PASSAGE TO READ>
********

Roberto Gamarra

Personal information
- Full name: Roberto Gamarra
- Date of birth: March 6, 1958 (age 68)
- Place of birth: Argentina
- Position: Striker

Senior career*
- Years: Team / Apps / (Gls)
- 1979–1980: Cerro Porteño
- 1984: Sportivo Luqueño
- 1985–1986: Cerro Porteño

Managerial career
- 2000: León de Huánuco
- 2001: Santa Fe
- 2002–2003: Sportivo Luqueño
- 2005–2006: Once Lobos
- 2007–2009: Atlético Balboa
- 2009–2010: FAS
- 2010: Atlético Balboa
- 2011: Alianza
- 2012: UES
- 2013: Luis Ángel Firpo
- 2014–2015: Dragón
- 2015: Universidad SC
- 2016: FAS
- 2017: Isidro Metapán
- 2018: LDU Loja
- 2020–2021: Luis Ángel Firpo
- 2022: Quiché FC
- 2024: Santa Lucía Cotzumalguapa
- 2025: Guaireña F.C.
- 2026-: Chichicasteco FC

= Roberto Gamarra (football manager) =

Argentine footballer

Roberto Gamarra (born 6 March 1958) is a former Argentine and naturalised Paraguayan professional football midfielder and currently manager of Chichicasteco FC .

After retiring as a player he coached teams in El Salvador.

==Coaching career==
===Once Lobos===
In 2005, Gamarra signed as new coach of Once Lobos, replacing Genaro Sermeño.

===Atlético Balboa===
In 2007, he signed as new coach of Atlético Balboa, replacing Gustavo de Simone. In January 2009, Gamarra was replaced by Carlos Alberto de Toro.

===FAS===
In January 2009, he was appointed as new coach of C.D. FAS. In 2010, Gamarra was replaced by Alberto Rujana.

********

DATA EXCERPTS>
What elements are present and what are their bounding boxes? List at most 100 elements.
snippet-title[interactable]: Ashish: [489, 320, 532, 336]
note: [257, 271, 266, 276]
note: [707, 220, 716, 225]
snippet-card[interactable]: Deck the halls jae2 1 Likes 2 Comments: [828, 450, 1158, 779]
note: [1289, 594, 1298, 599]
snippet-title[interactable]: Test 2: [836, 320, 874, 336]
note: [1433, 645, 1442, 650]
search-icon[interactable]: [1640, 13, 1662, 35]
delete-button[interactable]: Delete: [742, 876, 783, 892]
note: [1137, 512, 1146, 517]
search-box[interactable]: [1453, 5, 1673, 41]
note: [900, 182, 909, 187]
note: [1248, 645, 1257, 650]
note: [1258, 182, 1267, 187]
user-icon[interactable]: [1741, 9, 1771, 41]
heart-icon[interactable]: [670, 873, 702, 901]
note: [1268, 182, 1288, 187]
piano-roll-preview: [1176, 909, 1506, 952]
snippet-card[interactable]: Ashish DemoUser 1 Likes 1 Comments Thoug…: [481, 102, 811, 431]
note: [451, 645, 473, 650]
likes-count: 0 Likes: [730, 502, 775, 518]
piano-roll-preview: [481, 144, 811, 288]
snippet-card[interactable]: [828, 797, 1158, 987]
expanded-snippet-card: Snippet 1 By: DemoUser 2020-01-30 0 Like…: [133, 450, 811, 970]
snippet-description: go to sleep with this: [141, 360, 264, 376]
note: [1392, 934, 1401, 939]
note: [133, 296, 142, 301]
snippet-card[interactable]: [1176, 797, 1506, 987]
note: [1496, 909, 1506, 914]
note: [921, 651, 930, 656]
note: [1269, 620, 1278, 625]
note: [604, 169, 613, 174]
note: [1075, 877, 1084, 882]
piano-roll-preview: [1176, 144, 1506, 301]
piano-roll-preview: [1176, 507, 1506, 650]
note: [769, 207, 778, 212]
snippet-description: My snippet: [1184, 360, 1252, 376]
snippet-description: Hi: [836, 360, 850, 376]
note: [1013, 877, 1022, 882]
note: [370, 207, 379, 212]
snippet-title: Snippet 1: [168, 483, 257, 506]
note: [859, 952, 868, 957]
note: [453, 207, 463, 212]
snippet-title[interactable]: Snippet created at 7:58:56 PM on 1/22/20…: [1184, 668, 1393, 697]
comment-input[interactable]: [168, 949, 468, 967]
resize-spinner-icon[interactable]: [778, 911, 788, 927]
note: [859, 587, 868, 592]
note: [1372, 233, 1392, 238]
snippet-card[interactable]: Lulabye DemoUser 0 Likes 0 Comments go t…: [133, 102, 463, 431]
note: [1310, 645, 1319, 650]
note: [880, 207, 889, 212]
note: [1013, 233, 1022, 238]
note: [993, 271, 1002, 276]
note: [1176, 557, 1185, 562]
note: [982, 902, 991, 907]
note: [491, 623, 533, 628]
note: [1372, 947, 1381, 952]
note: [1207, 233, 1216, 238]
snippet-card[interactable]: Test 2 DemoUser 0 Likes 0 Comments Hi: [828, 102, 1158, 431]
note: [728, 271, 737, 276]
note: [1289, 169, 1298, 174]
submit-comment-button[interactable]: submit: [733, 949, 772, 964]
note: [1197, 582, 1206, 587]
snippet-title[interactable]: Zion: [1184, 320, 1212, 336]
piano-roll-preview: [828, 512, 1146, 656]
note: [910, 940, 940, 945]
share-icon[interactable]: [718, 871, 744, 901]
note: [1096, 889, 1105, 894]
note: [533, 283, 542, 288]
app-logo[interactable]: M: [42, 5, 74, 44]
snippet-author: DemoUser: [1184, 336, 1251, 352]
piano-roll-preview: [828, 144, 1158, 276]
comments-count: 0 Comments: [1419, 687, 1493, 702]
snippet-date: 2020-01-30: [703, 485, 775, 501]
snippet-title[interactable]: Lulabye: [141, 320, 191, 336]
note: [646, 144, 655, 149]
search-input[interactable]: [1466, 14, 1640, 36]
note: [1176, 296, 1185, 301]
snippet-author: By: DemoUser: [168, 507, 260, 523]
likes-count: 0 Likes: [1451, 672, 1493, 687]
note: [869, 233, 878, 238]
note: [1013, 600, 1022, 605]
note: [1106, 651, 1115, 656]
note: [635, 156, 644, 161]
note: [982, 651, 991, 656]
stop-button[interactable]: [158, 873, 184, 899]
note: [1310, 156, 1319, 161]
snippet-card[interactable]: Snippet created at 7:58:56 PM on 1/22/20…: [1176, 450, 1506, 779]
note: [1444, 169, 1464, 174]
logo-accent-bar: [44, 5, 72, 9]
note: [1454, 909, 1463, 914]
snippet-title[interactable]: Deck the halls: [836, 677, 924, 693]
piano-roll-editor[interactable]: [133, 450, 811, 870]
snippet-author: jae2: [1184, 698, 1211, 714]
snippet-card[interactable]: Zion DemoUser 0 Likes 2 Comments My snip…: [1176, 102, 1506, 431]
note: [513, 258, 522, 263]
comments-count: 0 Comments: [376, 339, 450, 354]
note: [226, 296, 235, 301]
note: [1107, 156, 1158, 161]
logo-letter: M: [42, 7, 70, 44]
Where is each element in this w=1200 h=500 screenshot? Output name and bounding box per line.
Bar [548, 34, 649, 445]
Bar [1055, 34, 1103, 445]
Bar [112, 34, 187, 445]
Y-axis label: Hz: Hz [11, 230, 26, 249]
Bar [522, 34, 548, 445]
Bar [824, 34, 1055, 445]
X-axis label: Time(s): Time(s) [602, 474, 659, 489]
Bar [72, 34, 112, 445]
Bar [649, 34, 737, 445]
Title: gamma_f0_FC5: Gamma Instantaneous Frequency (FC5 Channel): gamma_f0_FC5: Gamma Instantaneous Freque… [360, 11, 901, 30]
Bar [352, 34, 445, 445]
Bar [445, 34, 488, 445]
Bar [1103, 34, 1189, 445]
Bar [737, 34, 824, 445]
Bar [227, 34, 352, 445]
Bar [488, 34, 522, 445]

********

TASKS FOR THIS EXERCISE>
[a] In the Roberto Gamarra text, rewrite the paragraph beginning "In 2007, he signed as new coach of Atlético Balboa" as a shorter single sentence that keeps its main facts.
[b] Answer these questions from the Roberto Gamarra text, marking each answer with the same numeral as its question:
(i) Which country does the personal information give as his place of birth?
(ii) Whom did he replace when he signed as coach of Once Lobos in 2005?
(iii) Who replaced him at FAS in 2010?
[c] Copy the part of the Roberto Gamarra text starting at "Argentine footballer" and ending at "replacing Genaro Sermeño.".

ACTIVITY ANSWERS>
[a] Gamarra replaced Gustavo de Simone as Atlético Balboa coach in 2007 and was succeeded by Carlos Alberto de Toro in January 2009.

[b]
(i) Argentina
(ii) Genaro Sermeño
(iii) Alberto Rujana

[c]
Argentine footballer

Roberto Gamarra (born 6 March 1958) is a former Argentine and naturalised Paraguayan professional football midfielder and currently manager of Chichicasteco FC .

After retiring as a player he coached teams in El Salvador.

==Coaching career==
===Once Lobos===
In 2005, Gamarra signed as new coach of Once Lobos, replacing Genaro Sermeño.